Objective:
Determine the number of lines that contain the word "mais", then state that number and nothing more.

>> BEGIN Extracted records

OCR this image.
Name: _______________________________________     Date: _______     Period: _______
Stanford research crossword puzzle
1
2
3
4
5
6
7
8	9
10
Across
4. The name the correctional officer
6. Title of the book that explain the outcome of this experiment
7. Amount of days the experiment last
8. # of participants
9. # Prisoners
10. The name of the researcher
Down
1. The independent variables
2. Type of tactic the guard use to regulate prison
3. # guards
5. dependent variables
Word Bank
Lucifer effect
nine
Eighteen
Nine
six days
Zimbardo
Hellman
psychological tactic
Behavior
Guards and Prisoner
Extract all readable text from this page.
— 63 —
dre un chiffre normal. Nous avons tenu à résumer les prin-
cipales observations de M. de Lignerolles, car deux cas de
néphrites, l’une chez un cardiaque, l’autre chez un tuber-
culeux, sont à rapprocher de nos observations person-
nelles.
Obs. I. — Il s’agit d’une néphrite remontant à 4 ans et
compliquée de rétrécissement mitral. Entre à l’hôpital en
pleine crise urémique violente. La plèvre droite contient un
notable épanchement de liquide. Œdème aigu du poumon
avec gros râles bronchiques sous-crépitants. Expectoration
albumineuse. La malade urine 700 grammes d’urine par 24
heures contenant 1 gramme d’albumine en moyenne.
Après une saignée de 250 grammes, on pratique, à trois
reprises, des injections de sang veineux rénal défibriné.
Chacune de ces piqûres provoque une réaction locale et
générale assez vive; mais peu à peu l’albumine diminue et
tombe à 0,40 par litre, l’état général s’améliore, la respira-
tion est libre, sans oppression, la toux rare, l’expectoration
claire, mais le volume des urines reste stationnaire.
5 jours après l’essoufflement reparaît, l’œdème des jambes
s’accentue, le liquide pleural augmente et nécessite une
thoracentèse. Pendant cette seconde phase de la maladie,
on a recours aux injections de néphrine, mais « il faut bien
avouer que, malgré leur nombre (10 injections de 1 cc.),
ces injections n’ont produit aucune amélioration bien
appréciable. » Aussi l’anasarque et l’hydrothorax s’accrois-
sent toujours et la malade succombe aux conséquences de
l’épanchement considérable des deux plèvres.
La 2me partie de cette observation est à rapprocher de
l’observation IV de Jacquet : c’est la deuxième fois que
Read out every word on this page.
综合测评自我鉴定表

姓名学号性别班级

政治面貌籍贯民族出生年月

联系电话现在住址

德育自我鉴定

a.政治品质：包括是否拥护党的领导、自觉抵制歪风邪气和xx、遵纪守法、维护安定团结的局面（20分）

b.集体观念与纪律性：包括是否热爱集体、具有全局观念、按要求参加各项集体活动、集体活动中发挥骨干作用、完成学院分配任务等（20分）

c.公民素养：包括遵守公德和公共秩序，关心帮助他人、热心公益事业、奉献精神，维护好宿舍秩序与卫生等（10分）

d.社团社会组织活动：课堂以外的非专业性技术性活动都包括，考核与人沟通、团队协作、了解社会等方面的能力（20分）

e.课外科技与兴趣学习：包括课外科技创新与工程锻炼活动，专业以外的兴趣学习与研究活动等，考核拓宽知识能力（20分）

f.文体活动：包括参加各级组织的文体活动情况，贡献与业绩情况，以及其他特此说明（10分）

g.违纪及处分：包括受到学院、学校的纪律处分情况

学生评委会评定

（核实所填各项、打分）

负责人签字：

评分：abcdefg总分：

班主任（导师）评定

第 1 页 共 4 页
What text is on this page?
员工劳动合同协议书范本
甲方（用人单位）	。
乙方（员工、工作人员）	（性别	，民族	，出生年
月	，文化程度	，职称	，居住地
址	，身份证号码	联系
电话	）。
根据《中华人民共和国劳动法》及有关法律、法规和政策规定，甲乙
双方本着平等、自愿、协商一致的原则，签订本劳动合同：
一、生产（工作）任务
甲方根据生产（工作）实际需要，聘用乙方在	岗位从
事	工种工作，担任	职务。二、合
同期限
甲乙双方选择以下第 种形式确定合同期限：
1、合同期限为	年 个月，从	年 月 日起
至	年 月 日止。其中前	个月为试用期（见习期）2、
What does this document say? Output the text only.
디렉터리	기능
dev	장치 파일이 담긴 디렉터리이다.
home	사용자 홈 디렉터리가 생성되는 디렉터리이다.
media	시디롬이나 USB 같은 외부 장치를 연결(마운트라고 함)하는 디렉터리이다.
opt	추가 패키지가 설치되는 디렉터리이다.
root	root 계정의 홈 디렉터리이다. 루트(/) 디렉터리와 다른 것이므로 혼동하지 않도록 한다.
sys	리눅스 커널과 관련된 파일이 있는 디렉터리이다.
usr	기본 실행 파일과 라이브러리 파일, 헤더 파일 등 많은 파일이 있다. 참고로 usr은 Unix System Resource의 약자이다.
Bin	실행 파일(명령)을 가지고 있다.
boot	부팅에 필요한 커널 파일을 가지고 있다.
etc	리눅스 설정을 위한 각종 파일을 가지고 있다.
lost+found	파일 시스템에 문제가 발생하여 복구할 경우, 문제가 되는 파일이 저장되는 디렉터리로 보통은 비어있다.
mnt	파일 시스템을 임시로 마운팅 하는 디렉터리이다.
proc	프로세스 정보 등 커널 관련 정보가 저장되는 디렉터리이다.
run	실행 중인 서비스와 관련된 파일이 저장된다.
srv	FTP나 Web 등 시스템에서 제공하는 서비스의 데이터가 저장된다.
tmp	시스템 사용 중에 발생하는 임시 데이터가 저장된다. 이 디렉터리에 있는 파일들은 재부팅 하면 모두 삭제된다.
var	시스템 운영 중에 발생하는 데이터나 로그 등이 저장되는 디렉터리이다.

>> END Extracted records

Exercise result:
3